SET EXERCISE: Copy out the records precisely, omitting pictures.

SUPPLIED MATERIAL:
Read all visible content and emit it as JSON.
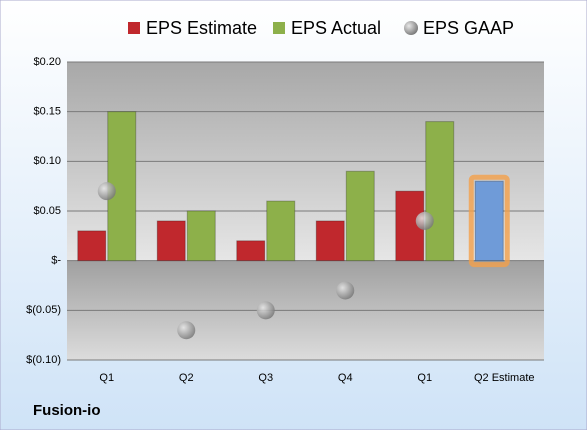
{
  "chart_data": {
    "type": "bar",
    "footer": "Fusion-io",
    "categories": [
      "Q1",
      "Q2",
      "Q3",
      "Q4",
      "Q1",
      "Q2 Estimate"
    ],
    "series": [
      {
        "name": "EPS Estimate",
        "color": "#c0282d",
        "point_colors": [
          "#c0282d",
          "#c0282d",
          "#c0282d",
          "#c0282d",
          "#c0282d",
          "#6f9bd8"
        ],
        "values": [
          0.03,
          0.04,
          0.02,
          0.04,
          0.07,
          0.08
        ]
      },
      {
        "name": "EPS Actual",
        "color": "#8db04a",
        "values": [
          0.15,
          0.05,
          0.06,
          0.09,
          0.14,
          null
        ]
      },
      {
        "name": "EPS GAAP",
        "color": "#9a9a9a",
        "marker": "circle",
        "values": [
          0.07,
          -0.07,
          -0.05,
          -0.03,
          0.04,
          null
        ]
      }
    ],
    "ylim": [
      -0.1,
      0.2
    ],
    "yticks": [
      {
        "value": -0.1,
        "label": "$(0.10)"
      },
      {
        "value": -0.05,
        "label": "$(0.05)"
      },
      {
        "value": 0,
        "label": "$-"
      },
      {
        "value": 0.05,
        "label": "$0.05"
      },
      {
        "value": 0.1,
        "label": "$0.10"
      },
      {
        "value": 0.15,
        "label": "$0.15"
      },
      {
        "value": 0.2,
        "label": "$0.20"
      }
    ],
    "grid": true,
    "legend": "top"
  }
}
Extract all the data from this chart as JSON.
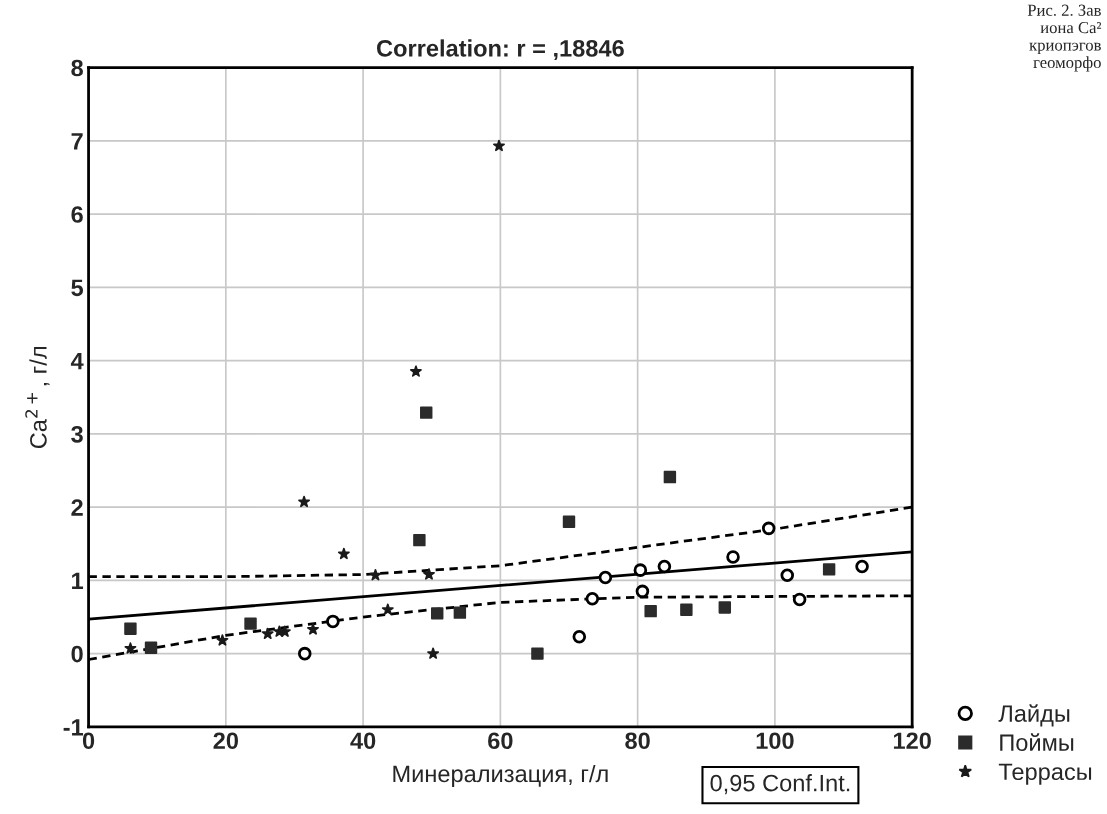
{
  "chart_data": {
    "type": "scatter",
    "title": "Correlation: r = ,18846",
    "xlabel": "Минерализация, г/л",
    "ylabel": "Ca$^{2+}$, г/л",
    "xlim": [
      0,
      120
    ],
    "xticks": [
      0,
      20,
      40,
      60,
      80,
      100,
      120
    ],
    "ylim": [
      -1,
      8
    ],
    "yticks": [
      -1,
      0,
      1,
      2,
      3,
      4,
      5,
      6,
      7,
      8
    ],
    "grid": true,
    "legend": "bottom right",
    "annotations": [
      "0,95 Conf.Int.",
      "Рис. 2. Зав\nиона Ca²\nкриопэгов\n геоморфо"
    ],
    "series": [
      {
        "name": "Лайды",
        "marker": "circle",
        "color": "#000000",
        "x": [
          31.5,
          35.6,
          71.5,
          73.4,
          75.3,
          80.4,
          80.7,
          83.9,
          93.9,
          99.1,
          101.8,
          103.6,
          112.7
        ],
        "values": [
          0.0,
          0.44,
          0.23,
          0.75,
          1.04,
          1.14,
          0.85,
          1.19,
          1.32,
          1.71,
          1.07,
          0.74,
          1.19
        ]
      },
      {
        "name": "Поймы",
        "marker": "square",
        "color": "#2b2b2b",
        "x": [
          6.1,
          9.1,
          23.6,
          48.2,
          49.2,
          50.8,
          54.1,
          65.4,
          70.0,
          81.9,
          84.7,
          87.1,
          92.7,
          107.9
        ],
        "values": [
          0.34,
          0.08,
          0.41,
          1.55,
          3.29,
          0.55,
          0.56,
          0.0,
          1.8,
          0.58,
          2.41,
          0.6,
          0.63,
          1.15
        ]
      },
      {
        "name": "Террасы",
        "marker": "star",
        "color": "#1a1a1a",
        "x": [
          6.1,
          19.5,
          26.1,
          27.8,
          28.6,
          31.4,
          32.7,
          37.2,
          41.8,
          43.6,
          47.7,
          49.6,
          50.2,
          59.8
        ],
        "values": [
          0.07,
          0.18,
          0.27,
          0.3,
          0.3,
          2.07,
          0.33,
          1.36,
          1.07,
          0.6,
          3.85,
          1.08,
          0.0,
          6.93
        ]
      },
      {
        "type": "line",
        "line_style": "solid",
        "color": "#000000",
        "x": [
          0,
          120
        ],
        "values": [
          0.47,
          1.39
        ]
      },
      {
        "type": "line",
        "line_style": "dashed",
        "color": "#000000",
        "x": [
          0,
          20,
          40,
          60,
          80,
          100,
          120
        ],
        "values": [
          1.05,
          1.05,
          1.08,
          1.2,
          1.45,
          1.7,
          2.0
        ]
      },
      {
        "type": "line",
        "line_style": "dashed",
        "color": "#000000",
        "x": [
          0,
          20,
          40,
          60,
          80,
          100,
          120
        ],
        "values": [
          -0.08,
          0.25,
          0.5,
          0.7,
          0.77,
          0.78,
          0.79
        ]
      }
    ]
  }
}
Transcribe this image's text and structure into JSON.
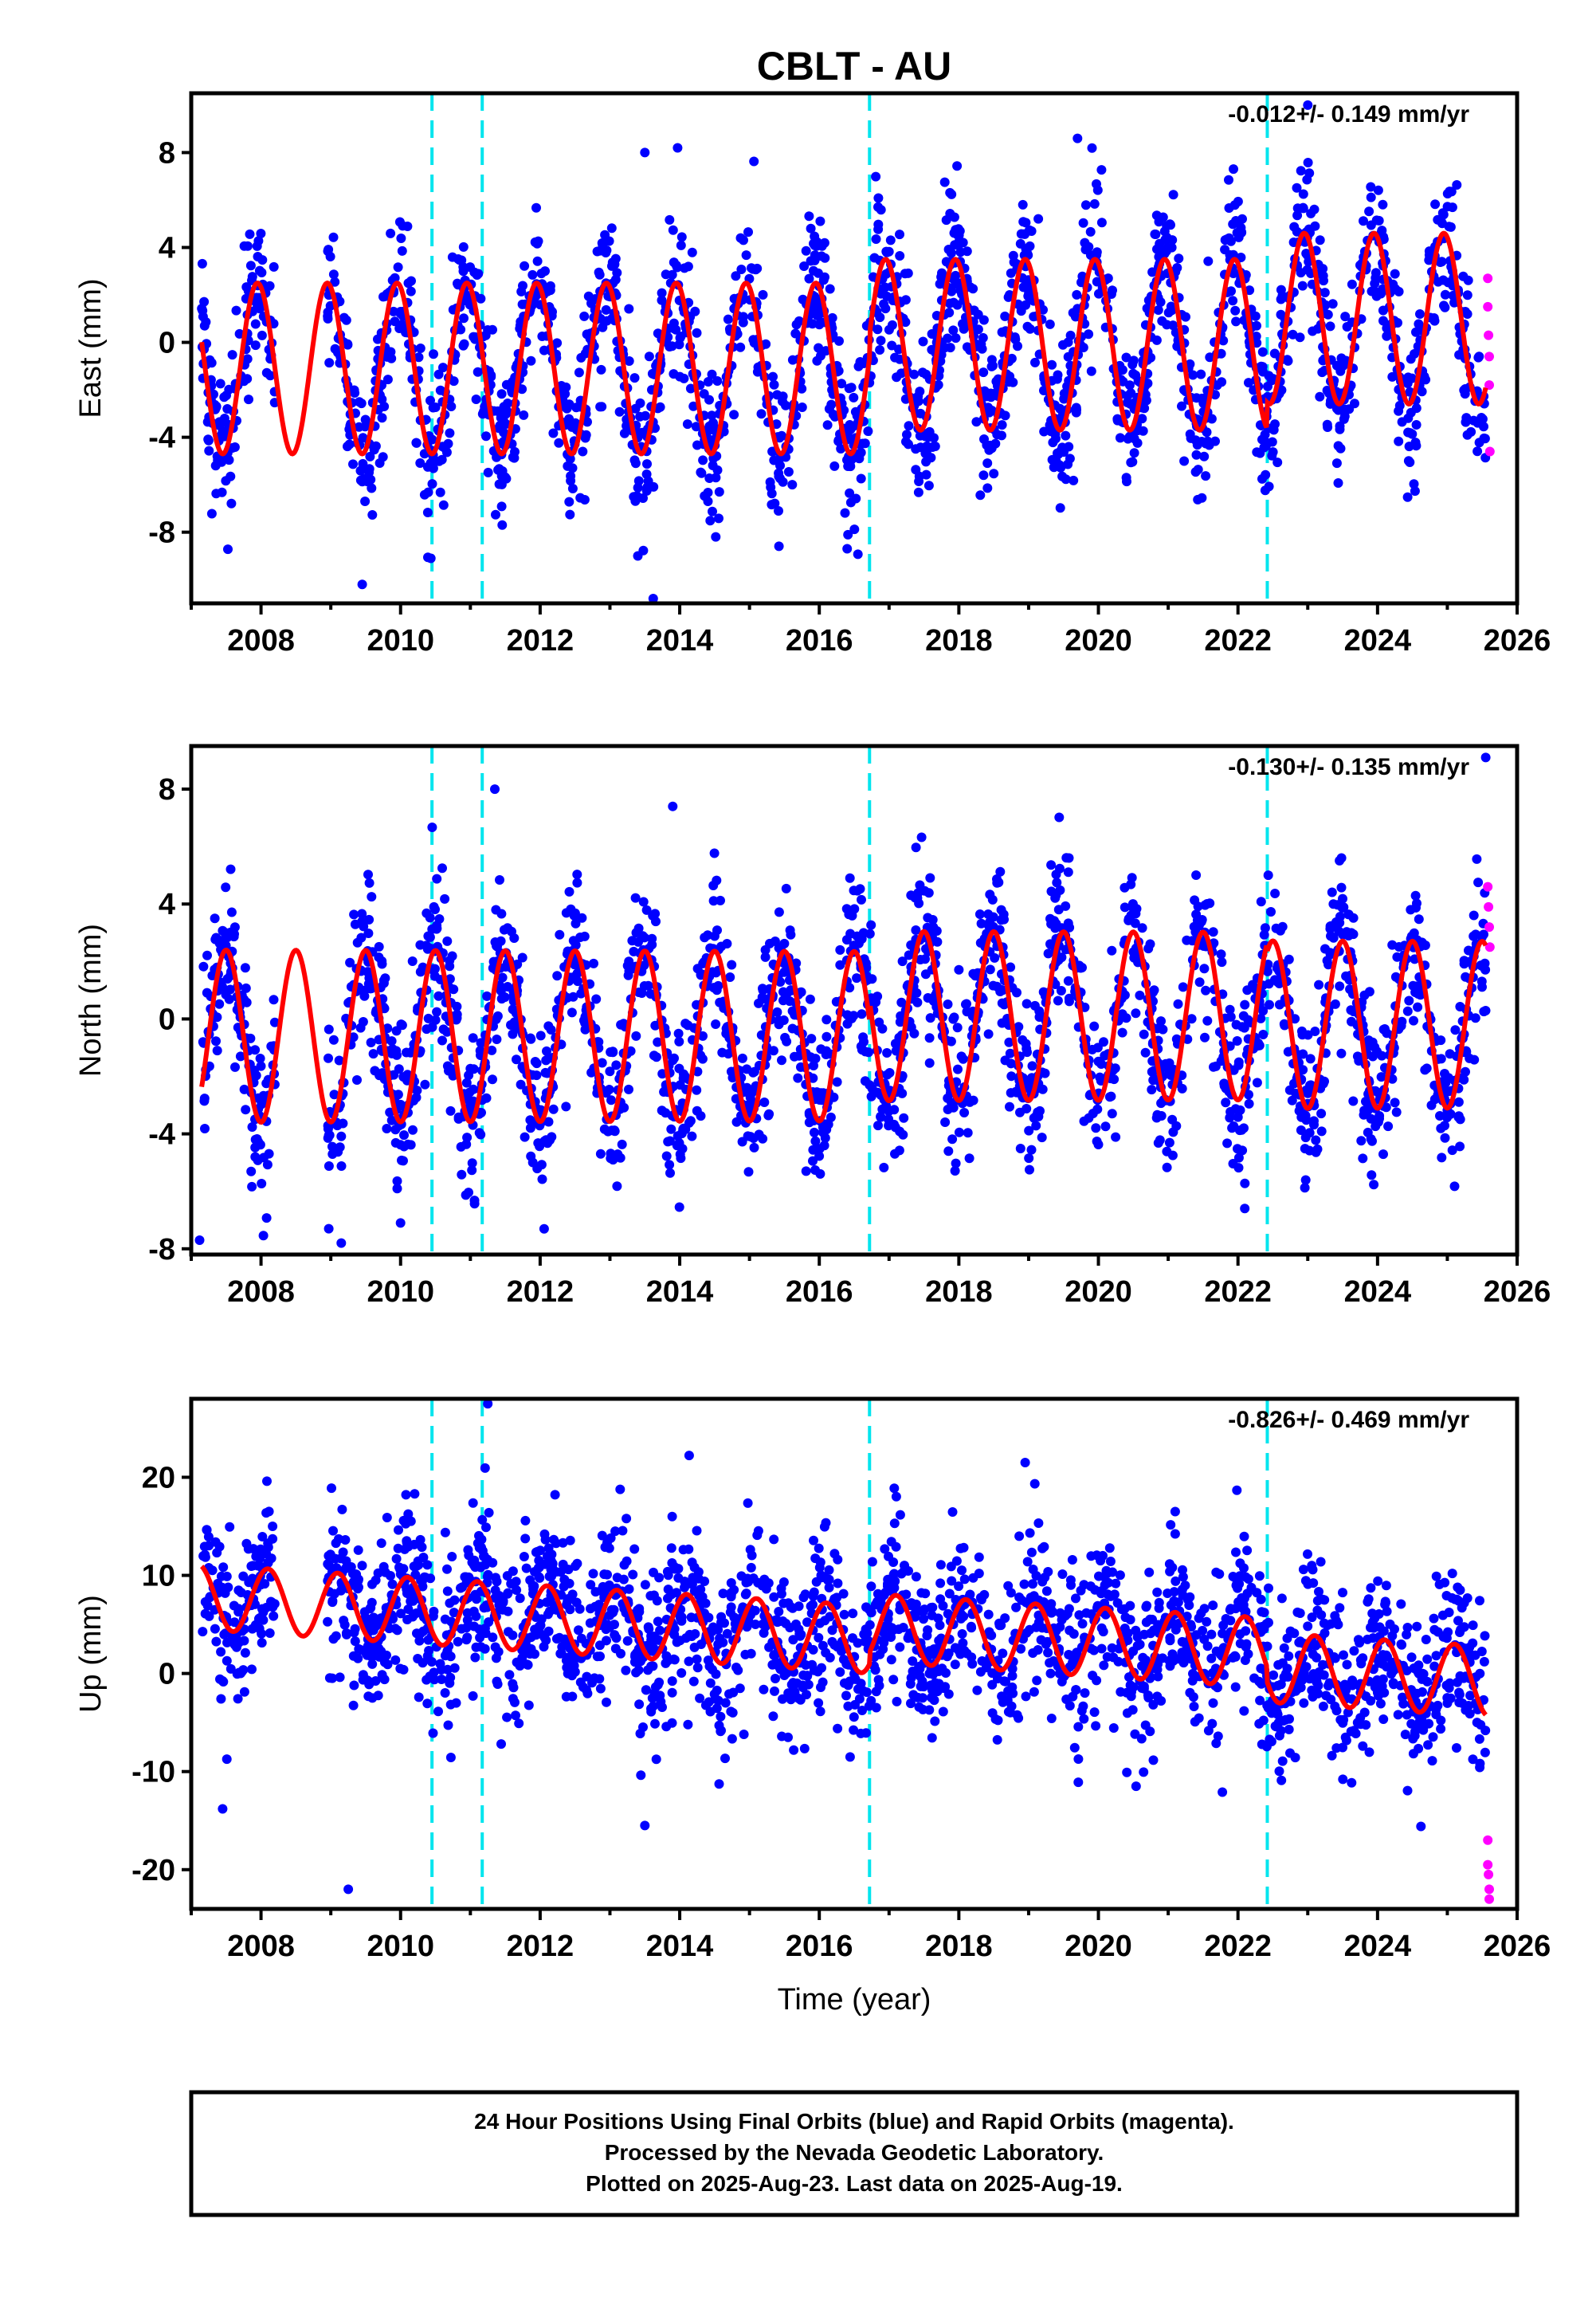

EXPECTED ANSWER:
Read all visible content and emit it as JSON.
{
  "chart_data": {
    "type": "bar",
    "footer": "Fusion-io",
    "categories": [
      "Q1",
      "Q2",
      "Q3",
      "Q4",
      "Q1",
      "Q2 Estimate"
    ],
    "series": [
      {
        "name": "EPS Estimate",
        "color": "#c0282d",
        "point_colors": [
          "#c0282d",
          "#c0282d",
          "#c0282d",
          "#c0282d",
          "#c0282d",
          "#6f9bd8"
        ],
        "values": [
          0.03,
          0.04,
          0.02,
          0.04,
          0.07,
          0.08
        ]
      },
      {
        "name": "EPS Actual",
        "color": "#8db04a",
        "values": [
          0.15,
          0.05,
          0.06,
          0.09,
          0.14,
          null
        ]
      },
      {
        "name": "EPS GAAP",
        "color": "#9a9a9a",
        "marker": "circle",
        "values": [
          0.07,
          -0.07,
          -0.05,
          -0.03,
          0.04,
          null
        ]
      }
    ],
    "ylim": [
      -0.1,
      0.2
    ],
    "yticks": [
      {
        "value": -0.1,
        "label": "$(0.10)"
      },
      {
        "value": -0.05,
        "label": "$(0.05)"
      },
      {
        "value": 0,
        "label": "$-"
      },
      {
        "value": 0.05,
        "label": "$0.05"
      },
      {
        "value": 0.1,
        "label": "$0.10"
      },
      {
        "value": 0.15,
        "label": "$0.15"
      },
      {
        "value": 0.2,
        "label": "$0.20"
      }
    ],
    "grid": true,
    "legend": "top"
  }
}
Extract all the data from this chart as JSON.
{
  "chart_data": {
    "type": "scatter",
    "title": "Correlation: r = ,18846",
    "xlabel": "Минерализация, г/л",
    "ylabel": "Ca$^{2+}$, г/л",
    "xlim": [
      0,
      120
    ],
    "xticks": [
      0,
      20,
      40,
      60,
      80,
      100,
      120
    ],
    "ylim": [
      -1,
      8
    ],
    "yticks": [
      -1,
      0,
      1,
      2,
      3,
      4,
      5,
      6,
      7,
      8
    ],
    "grid": true,
    "legend": "bottom right",
    "annotations": [
      "0,95 Conf.Int.",
      "Рис. 2. Зав\nиона Ca²\nкриопэгов\n геоморфо"
    ],
    "series": [
      {
        "name": "Лайды",
        "marker": "circle",
        "color": "#000000",
        "x": [
          31.5,
          35.6,
          71.5,
          73.4,
          75.3,
          80.4,
          80.7,
          83.9,
          93.9,
          99.1,
          101.8,
          103.6,
          112.7
        ],
        "values": [
          0.0,
          0.44,
          0.23,
          0.75,
          1.04,
          1.14,
          0.85,
          1.19,
          1.32,
          1.71,
          1.07,
          0.74,
          1.19
        ]
      },
      {
        "name": "Поймы",
        "marker": "square",
        "color": "#2b2b2b",
        "x": [
          6.1,
          9.1,
          23.6,
          48.2,
          49.2,
          50.8,
          54.1,
          65.4,
          70.0,
          81.9,
          84.7,
          87.1,
          92.7,
          107.9
        ],
        "values": [
          0.34,
          0.08,
          0.41,
          1.55,
          3.29,
          0.55,
          0.56,
          0.0,
          1.8,
          0.58,
          2.41,
          0.6,
          0.63,
          1.15
        ]
      },
      {
        "name": "Террасы",
        "marker": "star",
        "color": "#1a1a1a",
        "x": [
          6.1,
          19.5,
          26.1,
          27.8,
          28.6,
          31.4,
          32.7,
          37.2,
          41.8,
          43.6,
          47.7,
          49.6,
          50.2,
          59.8
        ],
        "values": [
          0.07,
          0.18,
          0.27,
          0.3,
          0.3,
          2.07,
          0.33,
          1.36,
          1.07,
          0.6,
          3.85,
          1.08,
          0.0,
          6.93
        ]
      },
      {
        "type": "line",
        "line_style": "solid",
        "color": "#000000",
        "x": [
          0,
          120
        ],
        "values": [
          0.47,
          1.39
        ]
      },
      {
        "type": "line",
        "line_style": "dashed",
        "color": "#000000",
        "x": [
          0,
          20,
          40,
          60,
          80,
          100,
          120
        ],
        "values": [
          1.05,
          1.05,
          1.08,
          1.2,
          1.45,
          1.7,
          2.0
        ]
      },
      {
        "type": "line",
        "line_style": "dashed",
        "color": "#000000",
        "x": [
          0,
          20,
          40,
          60,
          80,
          100,
          120
        ],
        "values": [
          -0.08,
          0.25,
          0.5,
          0.7,
          0.77,
          0.78,
          0.79
        ]
      }
    ]
  }
}
Transcribe this image's text and structure into JSON.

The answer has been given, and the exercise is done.